EXERCISE DESCRIPTION | Restate the entire listing word for word.

* Start *

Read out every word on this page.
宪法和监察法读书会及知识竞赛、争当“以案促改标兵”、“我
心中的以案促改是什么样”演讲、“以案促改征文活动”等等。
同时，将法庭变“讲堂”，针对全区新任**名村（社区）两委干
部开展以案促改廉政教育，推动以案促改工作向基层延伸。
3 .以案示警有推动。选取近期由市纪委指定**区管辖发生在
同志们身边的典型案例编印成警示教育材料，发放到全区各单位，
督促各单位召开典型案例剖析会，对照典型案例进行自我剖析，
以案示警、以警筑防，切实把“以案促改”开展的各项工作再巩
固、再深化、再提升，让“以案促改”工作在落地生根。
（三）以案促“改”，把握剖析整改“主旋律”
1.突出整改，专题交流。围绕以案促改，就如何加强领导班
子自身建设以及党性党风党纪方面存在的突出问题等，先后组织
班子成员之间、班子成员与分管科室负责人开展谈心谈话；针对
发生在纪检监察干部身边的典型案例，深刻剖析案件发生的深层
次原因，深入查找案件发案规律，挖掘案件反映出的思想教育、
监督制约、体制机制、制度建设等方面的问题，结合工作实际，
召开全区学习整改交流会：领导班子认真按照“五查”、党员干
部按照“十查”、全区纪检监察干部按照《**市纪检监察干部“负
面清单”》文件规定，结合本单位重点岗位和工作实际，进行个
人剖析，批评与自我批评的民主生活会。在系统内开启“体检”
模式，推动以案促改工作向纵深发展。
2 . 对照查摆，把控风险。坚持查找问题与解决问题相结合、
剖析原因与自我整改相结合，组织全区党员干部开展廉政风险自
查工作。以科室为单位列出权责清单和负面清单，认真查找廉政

* End *

WRITTEN RESPONSE |
Read out every word on this page.
宪法和监察法读书会及知识竞赛、争当“以案促改标兵”、“我
心中的以案促改是什么样”演讲、“以案促改征文活动”等等。
同时，将法庭变“讲堂”，针对全区新任**名村（社区）两委干
部开展以案促改廉政教育，推动以案促改工作向基层延伸。
3 .以案示警有推动。选取近期由市纪委指定**区管辖发生在
同志们身边的典型案例编印成警示教育材料，发放到全区各单位，
督促各单位召开典型案例剖析会，对照典型案例进行自我剖析，
以案示警、以警筑防，切实把“以案促改”开展的各项工作再巩
固、再深化、再提升，让“以案促改”工作在落地生根。
（三）以案促“改”，把握剖析整改“主旋律”
1.突出整改，专题交流。围绕以案促改，就如何加强领导班
子自身建设以及党性党风党纪方面存在的突出问题等，先后组织
班子成员之间、班子成员与分管科室负责人开展谈心谈话；针对
发生在纪检监察干部身边的典型案例，深刻剖析案件发生的深层
次原因，深入查找案件发案规律，挖掘案件反映出的思想教育、
监督制约、体制机制、制度建设等方面的问题，结合工作实际，
召开全区学习整改交流会：领导班子认真按照“五查”、党员干
部按照“十查”、全区纪检监察干部按照《**市纪检监察干部“负
面清单”》文件规定，结合本单位重点岗位和工作实际，进行个
人剖析，批评与自我批评的民主生活会。在系统内开启“体检”
模式，推动以案促改工作向纵深发展。
2 . 对照查摆，把控风险。坚持查找问题与解决问题相结合、
剖析原因与自我整改相结合，组织全区党员干部开展廉政风险自
查工作。以科室为单位列出权责清单和负面清单，认真查找廉政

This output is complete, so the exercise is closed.